─── Excerpted text ───

When David Henry Hwang perused the libretto of Madame Butterfly, he says he found in it ‘a wealth of sexist and racist clichés’, and concluded that the figure of Butterfly could be understood as a ‘fantasy stereotype’. There is no doubt that this is true. Butterfly is clearly a wish-projection of what a Western male imagination supposed an Oriental woman might be like—beautiful, exotic, loving, yielding and not binding, giving all and demanding nothing. She is an aspect of a stereotype, fashioned in an age of colonial adventure (though by no means extinct), a Western myth of the Oriental female (and of the Orient as female) about which a post-colonial criticism has found a lot to say, much of it along the lines of Rana Kabbani's claim (in Europe's Myths of Orient) that To perceive the East as a sexual domain, and to perceive the East as a domain to be colonised, were complementary aspirations.’13 It is appropriate that this myth should be reappraised at the hands of an Asian American writer. It will be remembered that Butterfly had a child who would grow up in the States, a child both Asian and American, and that his name was Trouble.

───

Given task a → Could you recast the listing as a JSON list of strings, one string per line with blank lines left out, starting at its first line and stopping after the line that contains "panel-label-c: (c) [1420, 33, 1463, 72]"?

─── Material to process ───

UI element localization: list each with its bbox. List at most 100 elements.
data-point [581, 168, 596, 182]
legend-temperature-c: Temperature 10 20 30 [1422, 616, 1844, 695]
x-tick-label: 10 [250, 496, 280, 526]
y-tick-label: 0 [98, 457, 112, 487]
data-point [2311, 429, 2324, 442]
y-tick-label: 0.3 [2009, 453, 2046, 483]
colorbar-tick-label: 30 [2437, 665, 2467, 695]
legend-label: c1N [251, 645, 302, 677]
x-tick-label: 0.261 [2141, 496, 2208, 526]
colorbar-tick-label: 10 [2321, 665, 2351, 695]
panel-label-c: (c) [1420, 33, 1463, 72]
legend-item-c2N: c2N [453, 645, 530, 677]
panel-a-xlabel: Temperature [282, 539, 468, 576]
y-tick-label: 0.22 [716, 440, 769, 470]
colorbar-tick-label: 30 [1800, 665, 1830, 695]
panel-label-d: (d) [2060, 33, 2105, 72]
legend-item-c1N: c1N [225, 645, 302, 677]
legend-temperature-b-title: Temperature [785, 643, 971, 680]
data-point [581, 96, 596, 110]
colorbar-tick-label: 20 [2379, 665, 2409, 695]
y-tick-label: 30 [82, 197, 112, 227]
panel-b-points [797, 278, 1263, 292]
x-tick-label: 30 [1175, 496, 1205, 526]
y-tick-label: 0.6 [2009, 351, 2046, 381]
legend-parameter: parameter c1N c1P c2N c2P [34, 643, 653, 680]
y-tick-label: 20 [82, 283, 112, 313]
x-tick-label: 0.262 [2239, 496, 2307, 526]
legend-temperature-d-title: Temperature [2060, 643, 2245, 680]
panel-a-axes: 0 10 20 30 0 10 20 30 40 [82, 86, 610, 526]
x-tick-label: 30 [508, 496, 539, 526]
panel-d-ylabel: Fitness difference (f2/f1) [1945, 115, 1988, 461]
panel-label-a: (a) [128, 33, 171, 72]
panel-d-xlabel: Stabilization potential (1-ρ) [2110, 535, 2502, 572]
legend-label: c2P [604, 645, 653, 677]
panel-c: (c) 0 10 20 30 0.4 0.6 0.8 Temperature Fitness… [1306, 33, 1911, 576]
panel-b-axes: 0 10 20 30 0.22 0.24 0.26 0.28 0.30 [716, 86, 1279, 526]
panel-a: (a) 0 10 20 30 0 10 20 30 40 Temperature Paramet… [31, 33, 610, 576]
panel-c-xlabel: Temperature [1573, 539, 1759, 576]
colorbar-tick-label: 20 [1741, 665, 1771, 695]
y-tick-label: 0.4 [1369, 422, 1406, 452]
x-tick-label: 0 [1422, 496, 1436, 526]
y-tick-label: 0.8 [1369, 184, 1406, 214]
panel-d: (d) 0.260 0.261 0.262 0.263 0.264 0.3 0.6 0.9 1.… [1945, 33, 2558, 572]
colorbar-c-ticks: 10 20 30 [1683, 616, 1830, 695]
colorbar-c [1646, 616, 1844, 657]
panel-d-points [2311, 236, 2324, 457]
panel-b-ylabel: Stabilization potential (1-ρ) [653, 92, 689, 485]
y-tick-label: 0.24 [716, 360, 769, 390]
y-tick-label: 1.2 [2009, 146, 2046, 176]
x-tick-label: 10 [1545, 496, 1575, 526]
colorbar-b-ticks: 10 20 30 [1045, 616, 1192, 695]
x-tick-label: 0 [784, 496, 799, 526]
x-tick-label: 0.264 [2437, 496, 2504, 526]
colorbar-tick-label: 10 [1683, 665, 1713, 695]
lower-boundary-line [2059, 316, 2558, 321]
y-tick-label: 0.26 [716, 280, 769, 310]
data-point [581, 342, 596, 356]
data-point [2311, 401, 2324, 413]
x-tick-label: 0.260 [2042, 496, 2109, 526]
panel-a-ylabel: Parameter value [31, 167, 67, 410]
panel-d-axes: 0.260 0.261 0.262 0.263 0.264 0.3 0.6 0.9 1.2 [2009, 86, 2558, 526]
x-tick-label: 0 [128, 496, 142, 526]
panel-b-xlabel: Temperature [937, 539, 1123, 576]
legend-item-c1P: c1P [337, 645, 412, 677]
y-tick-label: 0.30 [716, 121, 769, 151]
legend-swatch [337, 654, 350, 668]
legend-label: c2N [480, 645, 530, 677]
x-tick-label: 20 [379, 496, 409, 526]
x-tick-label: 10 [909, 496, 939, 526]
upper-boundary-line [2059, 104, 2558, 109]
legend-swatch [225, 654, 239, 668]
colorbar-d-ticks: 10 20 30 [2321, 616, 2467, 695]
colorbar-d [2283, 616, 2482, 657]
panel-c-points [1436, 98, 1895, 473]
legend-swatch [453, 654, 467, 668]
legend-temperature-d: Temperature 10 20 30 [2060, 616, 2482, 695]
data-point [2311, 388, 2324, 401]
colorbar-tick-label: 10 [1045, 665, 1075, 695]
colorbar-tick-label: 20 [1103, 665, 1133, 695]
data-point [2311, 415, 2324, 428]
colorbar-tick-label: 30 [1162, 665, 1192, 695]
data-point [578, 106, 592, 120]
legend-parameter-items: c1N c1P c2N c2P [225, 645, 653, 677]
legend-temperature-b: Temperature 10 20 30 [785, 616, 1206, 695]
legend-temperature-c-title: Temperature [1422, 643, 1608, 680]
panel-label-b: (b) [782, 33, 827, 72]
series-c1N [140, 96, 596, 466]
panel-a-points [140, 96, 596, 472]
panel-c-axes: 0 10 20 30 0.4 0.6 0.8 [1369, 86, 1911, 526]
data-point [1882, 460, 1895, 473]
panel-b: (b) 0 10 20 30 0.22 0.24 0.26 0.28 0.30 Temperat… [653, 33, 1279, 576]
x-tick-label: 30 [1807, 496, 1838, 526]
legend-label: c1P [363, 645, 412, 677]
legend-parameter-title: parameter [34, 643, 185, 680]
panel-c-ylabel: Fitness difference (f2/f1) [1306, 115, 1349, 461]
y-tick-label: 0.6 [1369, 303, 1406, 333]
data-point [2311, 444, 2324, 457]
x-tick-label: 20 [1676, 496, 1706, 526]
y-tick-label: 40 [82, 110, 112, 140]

───

Given task b → In the excerpt on Madame Butterfly, why can the figure of Butterfly be understood as a "fantasy stereotype"?

Written solution a →
[
  "UI element localization: list each with its bbox. List at most 100 elements.",
  "data-point [581, 168, 596, 182]",
  "legend-temperature-c: Temperature 10 20 30 [1422, 616, 1844, 695]",
  "x-tick-label: 10 [250, 496, 280, 526]",
  "y-tick-label: 0 [98, 457, 112, 487]",
  "data-point [2311, 429, 2324, 442]",
  "y-tick-label: 0.3 [2009, 453, 2046, 483]",
  "colorbar-tick-label: 30 [2437, 665, 2467, 695]",
  "legend-label: c1N [251, 645, 302, 677]",
  "x-tick-label: 0.261 [2141, 496, 2208, 526]",
  "colorbar-tick-label: 10 [2321, 665, 2351, 695]",
  "panel-label-c: (c) [1420, 33, 1463, 72]"
]

Written solution b → Butterfly is a wish-projection of what a Western male imagination supposed an Oriental woman might be like: beautiful, exotic, loving, yielding and not binding, giving all and demanding nothing. She is therefore an aspect of a stereotype, a Western myth of the Oriental female fashioned in an age of colonial adventure.